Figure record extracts
━━━━━━━━━━
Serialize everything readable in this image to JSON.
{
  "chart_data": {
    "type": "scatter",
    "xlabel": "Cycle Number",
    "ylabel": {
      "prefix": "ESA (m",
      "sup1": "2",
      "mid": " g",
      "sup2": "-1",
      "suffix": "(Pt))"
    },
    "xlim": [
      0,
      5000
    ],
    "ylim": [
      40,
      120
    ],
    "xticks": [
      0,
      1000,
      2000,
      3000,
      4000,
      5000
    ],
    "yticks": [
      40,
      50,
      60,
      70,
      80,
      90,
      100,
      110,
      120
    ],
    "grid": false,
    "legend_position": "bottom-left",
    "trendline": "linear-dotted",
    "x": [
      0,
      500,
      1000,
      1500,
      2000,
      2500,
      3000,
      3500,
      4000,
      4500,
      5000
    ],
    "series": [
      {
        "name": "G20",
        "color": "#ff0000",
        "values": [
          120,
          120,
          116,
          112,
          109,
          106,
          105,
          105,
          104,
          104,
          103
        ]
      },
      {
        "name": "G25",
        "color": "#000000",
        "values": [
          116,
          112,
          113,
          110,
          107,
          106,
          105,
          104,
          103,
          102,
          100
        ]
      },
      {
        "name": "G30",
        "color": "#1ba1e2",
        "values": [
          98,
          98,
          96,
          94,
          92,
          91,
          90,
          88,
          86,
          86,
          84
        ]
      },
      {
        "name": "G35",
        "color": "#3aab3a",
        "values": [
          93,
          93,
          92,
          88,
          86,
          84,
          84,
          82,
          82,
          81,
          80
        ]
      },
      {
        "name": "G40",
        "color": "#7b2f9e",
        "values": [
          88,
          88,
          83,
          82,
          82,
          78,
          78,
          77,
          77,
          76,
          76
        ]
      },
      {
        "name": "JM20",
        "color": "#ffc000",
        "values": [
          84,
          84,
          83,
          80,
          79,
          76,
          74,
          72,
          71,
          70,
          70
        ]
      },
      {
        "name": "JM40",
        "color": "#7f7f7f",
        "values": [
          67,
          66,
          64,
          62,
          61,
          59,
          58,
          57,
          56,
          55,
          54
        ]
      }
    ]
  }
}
━━━━━━━━━━
- _EXERCISE DETAILS_: Output all records verbatim.

- _RESPONSE FOR THIS EXERCISE_:
Serialize everything readable in this image to JSON.
{
  "chart_data": {
    "type": "scatter",
    "xlabel": "Cycle Number",
    "ylabel": {
      "prefix": "ESA (m",
      "sup1": "2",
      "mid": " g",
      "sup2": "-1",
      "suffix": "(Pt))"
    },
    "xlim": [
      0,
      5000
    ],
    "ylim": [
      40,
      120
    ],
    "xticks": [
      0,
      1000,
      2000,
      3000,
      4000,
      5000
    ],
    "yticks": [
      40,
      50,
      60,
      70,
      80,
      90,
      100,
      110,
      120
    ],
    "grid": false,
    "legend_position": "bottom-left",
    "trendline": "linear-dotted",
    "x": [
      0,
      500,
      1000,
      1500,
      2000,
      2500,
      3000,
      3500,
      4000,
      4500,
      5000
    ],
    "series": [
      {
        "name": "G20",
        "color": "#ff0000",
        "values": [
          120,
          120,
          116,
          112,
          109,
          106,
          105,
          105,
          104,
          104,
          103
        ]
      },
      {
        "name": "G25",
        "color": "#000000",
        "values": [
          116,
          112,
          113,
          110,
          107,
          106,
          105,
          104,
          103,
          102,
          100
        ]
      },
      {
        "name": "G30",
        "color": "#1ba1e2",
        "values": [
          98,
          98,
          96,
          94,
          92,
          91,
          90,
          88,
          86,
          86,
          84
        ]
      },
      {
        "name": "G35",
        "color": "#3aab3a",
        "values": [
          93,
          93,
          92,
          88,
          86,
          84,
          84,
          82,
          82,
          81,
          80
        ]
      },
      {
        "name": "G40",
        "color": "#7b2f9e",
        "values": [
          88,
          88,
          83,
          82,
          82,
          78,
          78,
          77,
          77,
          76,
          76
        ]
      },
      {
        "name": "JM20",
        "color": "#ffc000",
        "values": [
          84,
          84,
          83,
          80,
          79,
          76,
          74,
          72,
          71,
          70,
          70
        ]
      },
      {
        "name": "JM40",
        "color": "#7f7f7f",
        "values": [
          67,
          66,
          64,
          62,
          61,
          59,
          58,
          57,
          56,
          55,
          54
        ]
      }
    ]
  }
}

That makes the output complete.